• [ENTRIES PROVIDED]:
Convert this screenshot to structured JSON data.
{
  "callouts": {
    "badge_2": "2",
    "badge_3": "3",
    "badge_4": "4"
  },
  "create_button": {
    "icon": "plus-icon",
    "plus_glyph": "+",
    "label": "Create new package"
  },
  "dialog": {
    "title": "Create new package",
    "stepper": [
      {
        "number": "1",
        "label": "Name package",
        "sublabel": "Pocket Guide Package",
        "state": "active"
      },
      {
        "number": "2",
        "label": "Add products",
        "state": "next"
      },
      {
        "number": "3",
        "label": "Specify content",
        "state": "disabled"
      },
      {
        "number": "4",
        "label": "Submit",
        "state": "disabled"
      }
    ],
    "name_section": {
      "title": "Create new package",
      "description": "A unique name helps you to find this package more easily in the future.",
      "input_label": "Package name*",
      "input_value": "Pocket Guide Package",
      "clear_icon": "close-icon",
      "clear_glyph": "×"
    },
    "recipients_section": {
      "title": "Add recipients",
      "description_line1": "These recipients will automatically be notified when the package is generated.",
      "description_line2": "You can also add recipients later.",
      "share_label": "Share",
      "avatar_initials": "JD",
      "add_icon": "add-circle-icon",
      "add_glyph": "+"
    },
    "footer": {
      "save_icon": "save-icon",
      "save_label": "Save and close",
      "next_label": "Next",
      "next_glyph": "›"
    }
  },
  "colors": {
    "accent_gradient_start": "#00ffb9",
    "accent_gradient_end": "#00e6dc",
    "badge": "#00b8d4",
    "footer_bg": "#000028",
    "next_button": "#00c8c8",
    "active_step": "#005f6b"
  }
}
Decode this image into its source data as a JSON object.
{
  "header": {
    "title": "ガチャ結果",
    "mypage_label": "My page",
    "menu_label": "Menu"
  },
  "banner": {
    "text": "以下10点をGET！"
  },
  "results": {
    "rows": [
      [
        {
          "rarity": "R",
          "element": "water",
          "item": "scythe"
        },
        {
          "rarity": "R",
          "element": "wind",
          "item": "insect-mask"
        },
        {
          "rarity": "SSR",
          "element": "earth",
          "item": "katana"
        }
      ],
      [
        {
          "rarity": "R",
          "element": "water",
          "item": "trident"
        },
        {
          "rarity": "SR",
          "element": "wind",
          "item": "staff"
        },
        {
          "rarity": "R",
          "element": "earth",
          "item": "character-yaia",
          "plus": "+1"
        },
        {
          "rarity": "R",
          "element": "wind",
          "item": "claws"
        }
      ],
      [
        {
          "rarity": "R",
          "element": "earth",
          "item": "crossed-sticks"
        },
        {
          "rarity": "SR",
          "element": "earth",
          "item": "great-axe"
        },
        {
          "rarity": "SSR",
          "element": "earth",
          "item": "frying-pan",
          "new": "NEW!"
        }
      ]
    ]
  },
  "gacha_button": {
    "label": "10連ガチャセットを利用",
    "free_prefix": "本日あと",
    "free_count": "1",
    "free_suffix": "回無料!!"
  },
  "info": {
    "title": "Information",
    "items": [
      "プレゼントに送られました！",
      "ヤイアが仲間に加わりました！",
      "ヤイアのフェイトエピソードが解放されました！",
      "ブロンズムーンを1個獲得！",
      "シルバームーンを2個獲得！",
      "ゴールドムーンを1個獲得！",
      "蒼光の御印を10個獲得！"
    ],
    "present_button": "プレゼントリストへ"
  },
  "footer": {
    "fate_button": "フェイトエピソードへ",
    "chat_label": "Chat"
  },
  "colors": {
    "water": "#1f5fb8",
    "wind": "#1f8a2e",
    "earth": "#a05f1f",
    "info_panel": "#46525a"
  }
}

• [JOB]: From the records above, please extract every line and repeat it exactly.

• [TASK OUTPUT]:
Convert this screenshot to structured JSON data.
{
  "callouts": {
    "badge_2": "2",
    "badge_3": "3",
    "badge_4": "4"
  },
  "create_button": {
    "icon": "plus-icon",
    "plus_glyph": "+",
    "label": "Create new package"
  },
  "dialog": {
    "title": "Create new package",
    "stepper": [
      {
        "number": "1",
        "label": "Name package",
        "sublabel": "Pocket Guide Package",
        "state": "active"
      },
      {
        "number": "2",
        "label": "Add products",
        "state": "next"
      },
      {
        "number": "3",
        "label": "Specify content",
        "state": "disabled"
      },
      {
        "number": "4",
        "label": "Submit",
        "state": "disabled"
      }
    ],
    "name_section": {
      "title": "Create new package",
      "description": "A unique name helps you to find this package more easily in the future.",
      "input_label": "Package name*",
      "input_value": "Pocket Guide Package",
      "clear_icon": "close-icon",
      "clear_glyph": "×"
    },
    "recipients_section": {
      "title": "Add recipients",
      "description_line1": "These recipients will automatically be notified when the package is generated.",
      "description_line2": "You can also add recipients later.",
      "share_label": "Share",
      "avatar_initials": "JD",
      "add_icon": "add-circle-icon",
      "add_glyph": "+"
    },
    "footer": {
      "save_icon": "save-icon",
      "save_label": "Save and close",
      "next_label": "Next",
      "next_glyph": "›"
    }
  },
  "colors": {
    "accent_gradient_start": "#00ffb9",
    "accent_gradient_end": "#00e6dc",
    "badge": "#00b8d4",
    "footer_bg": "#000028",
    "next_button": "#00c8c8",
    "active_step": "#005f6b"
  }
}
Decode this image into its source data as a JSON object.
{
  "header": {
    "title": "ガチャ結果",
    "mypage_label": "My page",
    "menu_label": "Menu"
  },
  "banner": {
    "text": "以下10点をGET！"
  },
  "results": {
    "rows": [
      [
        {
          "rarity": "R",
          "element": "water",
          "item": "scythe"
        },
        {
          "rarity": "R",
          "element": "wind",
          "item": "insect-mask"
        },
        {
          "rarity": "SSR",
          "element": "earth",
          "item": "katana"
        }
      ],
      [
        {
          "rarity": "R",
          "element": "water",
          "item": "trident"
        },
        {
          "rarity": "SR",
          "element": "wind",
          "item": "staff"
        },
        {
          "rarity": "R",
          "element": "earth",
          "item": "character-yaia",
          "plus": "+1"
        },
        {
          "rarity": "R",
          "element": "wind",
          "item": "claws"
        }
      ],
      [
        {
          "rarity": "R",
          "element": "earth",
          "item": "crossed-sticks"
        },
        {
          "rarity": "SR",
          "element": "earth",
          "item": "great-axe"
        },
        {
          "rarity": "SSR",
          "element": "earth",
          "item": "frying-pan",
          "new": "NEW!"
        }
      ]
    ]
  },
  "gacha_button": {
    "label": "10連ガチャセットを利用",
    "free_prefix": "本日あと",
    "free_count": "1",
    "free_suffix": "回無料!!"
  },
  "info": {
    "title": "Information",
    "items": [
      "プレゼントに送られました！",
      "ヤイアが仲間に加わりました！",
      "ヤイアのフェイトエピソードが解放されました！",
      "ブロンズムーンを1個獲得！",
      "シルバームーンを2個獲得！",
      "ゴールドムーンを1個獲得！",
      "蒼光の御印を10個獲得！"
    ],
    "present_button": "プレゼントリストへ"
  },
  "footer": {
    "fate_button": "フェイトエピソードへ",
    "chat_label": "Chat"
  },
  "colors": {
    "water": "#1f5fb8",
    "wind": "#1f8a2e",
    "earth": "#a05f1f",
    "info_panel": "#46525a"
  }
}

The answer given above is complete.